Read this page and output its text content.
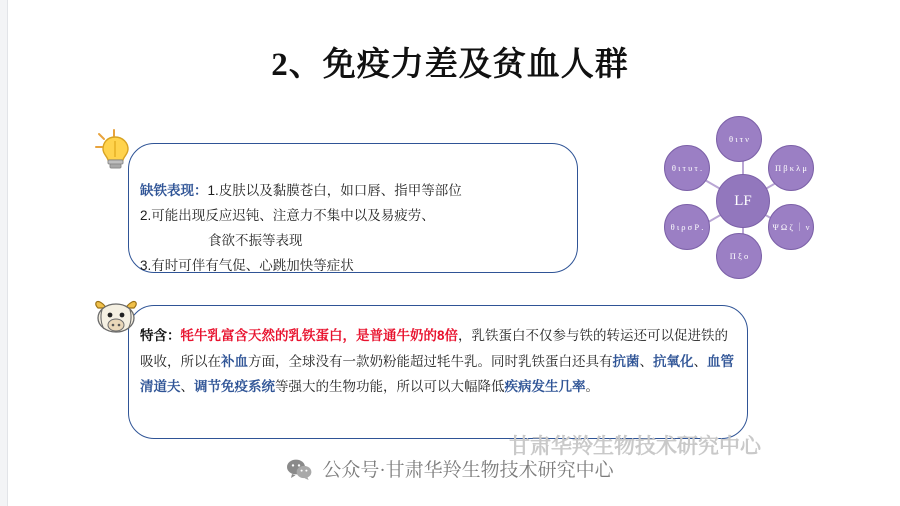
2、免疫力差及贫血人群
缺铁表现：1.皮肤以及黏膜苍白，如口唇、指甲等部位
2.可能出现反应迟钝、注意力不集中以及易疲劳、
食欲不振等表现
3.有时可伴有气促、心跳加快等症状
特含：牦牛乳富含天然的乳铁蛋白，是普通牛奶的8倍，乳铁蛋白不仅参与铁的转运还可以促进铁的吸收，所以在补血方面，全球没有一款奶粉能超过牦牛乳。同时乳铁蛋白还具有抗菌、抗氧化、血管清道夫、调节免疫系统等强大的生物功能，所以可以大幅降低疾病发生几率。
θ ι τ ν
θ ι τ υ τ .	Π β κ λ μ
θ ι ρ σ Ρ .	Ψ Ω ζ ｜ ν
Π ξ ο
LF
甘肃华羚生物技术研究中心
公众号·甘肃华羚生物技术研究中心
# # # # # # #
> [Work required]:
Leave out the pictures and copy every record above exactly.

> [Solution for this task]:
Read this page and output its text content.
2、免疫力差及贫血人群
缺铁表现：1.皮肤以及黏膜苍白，如口唇、指甲等部位
2.可能出现反应迟钝、注意力不集中以及易疲劳、
食欲不振等表现
3.有时可伴有气促、心跳加快等症状
特含：牦牛乳富含天然的乳铁蛋白，是普通牛奶的8倍，乳铁蛋白不仅参与铁的转运还可以促进铁的吸收，所以在补血方面，全球没有一款奶粉能超过牦牛乳。同时乳铁蛋白还具有抗菌、抗氧化、血管清道夫、调节免疫系统等强大的生物功能，所以可以大幅降低疾病发生几率。
θ ι τ ν
θ ι τ υ τ .	Π β κ λ μ
θ ι ρ σ Ρ .	Ψ Ω ζ ｜ ν
Π ξ ο
LF
甘肃华羚生物技术研究中心
公众号·甘肃华羚生物技术研究中心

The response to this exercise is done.